**What this task involves:** Your task is to give the data again, exactly, with every line intact.

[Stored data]
○ ○ ○ ○ ○

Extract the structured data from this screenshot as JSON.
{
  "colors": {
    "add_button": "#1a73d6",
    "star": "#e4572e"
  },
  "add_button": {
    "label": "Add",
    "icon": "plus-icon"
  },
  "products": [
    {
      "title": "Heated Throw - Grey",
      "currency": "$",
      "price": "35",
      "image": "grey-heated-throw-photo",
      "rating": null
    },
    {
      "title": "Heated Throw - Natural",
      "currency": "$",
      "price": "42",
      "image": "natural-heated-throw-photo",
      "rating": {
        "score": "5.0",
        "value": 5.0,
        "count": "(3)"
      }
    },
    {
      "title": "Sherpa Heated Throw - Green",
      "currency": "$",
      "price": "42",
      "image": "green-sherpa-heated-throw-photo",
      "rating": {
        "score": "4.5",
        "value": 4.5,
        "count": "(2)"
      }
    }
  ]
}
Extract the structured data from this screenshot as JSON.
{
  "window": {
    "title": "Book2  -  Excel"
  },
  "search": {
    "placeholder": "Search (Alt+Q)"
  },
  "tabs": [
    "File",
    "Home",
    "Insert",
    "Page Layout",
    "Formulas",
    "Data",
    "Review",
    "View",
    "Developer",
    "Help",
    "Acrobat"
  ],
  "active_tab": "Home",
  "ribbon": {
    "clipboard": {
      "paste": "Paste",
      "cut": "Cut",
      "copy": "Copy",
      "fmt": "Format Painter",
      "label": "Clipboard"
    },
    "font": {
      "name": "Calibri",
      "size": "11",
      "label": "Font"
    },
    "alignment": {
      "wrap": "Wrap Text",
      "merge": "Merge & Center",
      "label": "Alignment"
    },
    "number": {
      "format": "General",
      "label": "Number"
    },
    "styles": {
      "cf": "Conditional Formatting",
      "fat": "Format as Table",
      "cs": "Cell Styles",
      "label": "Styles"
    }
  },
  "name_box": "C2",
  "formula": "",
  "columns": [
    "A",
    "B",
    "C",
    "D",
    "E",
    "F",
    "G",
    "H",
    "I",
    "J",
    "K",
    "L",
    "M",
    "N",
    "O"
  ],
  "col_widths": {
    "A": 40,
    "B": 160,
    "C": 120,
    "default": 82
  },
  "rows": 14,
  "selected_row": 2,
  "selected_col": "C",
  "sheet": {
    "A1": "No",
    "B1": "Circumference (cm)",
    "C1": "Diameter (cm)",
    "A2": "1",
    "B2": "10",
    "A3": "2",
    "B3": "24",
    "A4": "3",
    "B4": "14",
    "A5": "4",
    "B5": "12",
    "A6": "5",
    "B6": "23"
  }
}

○ ○ ○ ○ ○

**Final answer:**
Extract the structured data from this screenshot as JSON.
{
  "colors": {
    "add_button": "#1a73d6",
    "star": "#e4572e"
  },
  "add_button": {
    "label": "Add",
    "icon": "plus-icon"
  },
  "products": [
    {
      "title": "Heated Throw - Grey",
      "currency": "$",
      "price": "35",
      "image": "grey-heated-throw-photo",
      "rating": null
    },
    {
      "title": "Heated Throw - Natural",
      "currency": "$",
      "price": "42",
      "image": "natural-heated-throw-photo",
      "rating": {
        "score": "5.0",
        "value": 5.0,
        "count": "(3)"
      }
    },
    {
      "title": "Sherpa Heated Throw - Green",
      "currency": "$",
      "price": "42",
      "image": "green-sherpa-heated-throw-photo",
      "rating": {
        "score": "4.5",
        "value": 4.5,
        "count": "(2)"
      }
    }
  ]
}
Extract the structured data from this screenshot as JSON.
{
  "window": {
    "title": "Book2  -  Excel"
  },
  "search": {
    "placeholder": "Search (Alt+Q)"
  },
  "tabs": [
    "File",
    "Home",
    "Insert",
    "Page Layout",
    "Formulas",
    "Data",
    "Review",
    "View",
    "Developer",
    "Help",
    "Acrobat"
  ],
  "active_tab": "Home",
  "ribbon": {
    "clipboard": {
      "paste": "Paste",
      "cut": "Cut",
      "copy": "Copy",
      "fmt": "Format Painter",
      "label": "Clipboard"
    },
    "font": {
      "name": "Calibri",
      "size": "11",
      "label": "Font"
    },
    "alignment": {
      "wrap": "Wrap Text",
      "merge": "Merge & Center",
      "label": "Alignment"
    },
    "number": {
      "format": "General",
      "label": "Number"
    },
    "styles": {
      "cf": "Conditional Formatting",
      "fat": "Format as Table",
      "cs": "Cell Styles",
      "label": "Styles"
    }
  },
  "name_box": "C2",
  "formula": "",
  "columns": [
    "A",
    "B",
    "C",
    "D",
    "E",
    "F",
    "G",
    "H",
    "I",
    "J",
    "K",
    "L",
    "M",
    "N",
    "O"
  ],
  "col_widths": {
    "A": 40,
    "B": 160,
    "C": 120,
    "default": 82
  },
  "rows": 14,
  "selected_row": 2,
  "selected_col": "C",
  "sheet": {
    "A1": "No",
    "B1": "Circumference (cm)",
    "C1": "Diameter (cm)",
    "A2": "1",
    "B2": "10",
    "A3": "2",
    "B3": "24",
    "A4": "3",
    "B4": "14",
    "A5": "4",
    "B5": "12",
    "A6": "5",
    "B6": "23"
  }
}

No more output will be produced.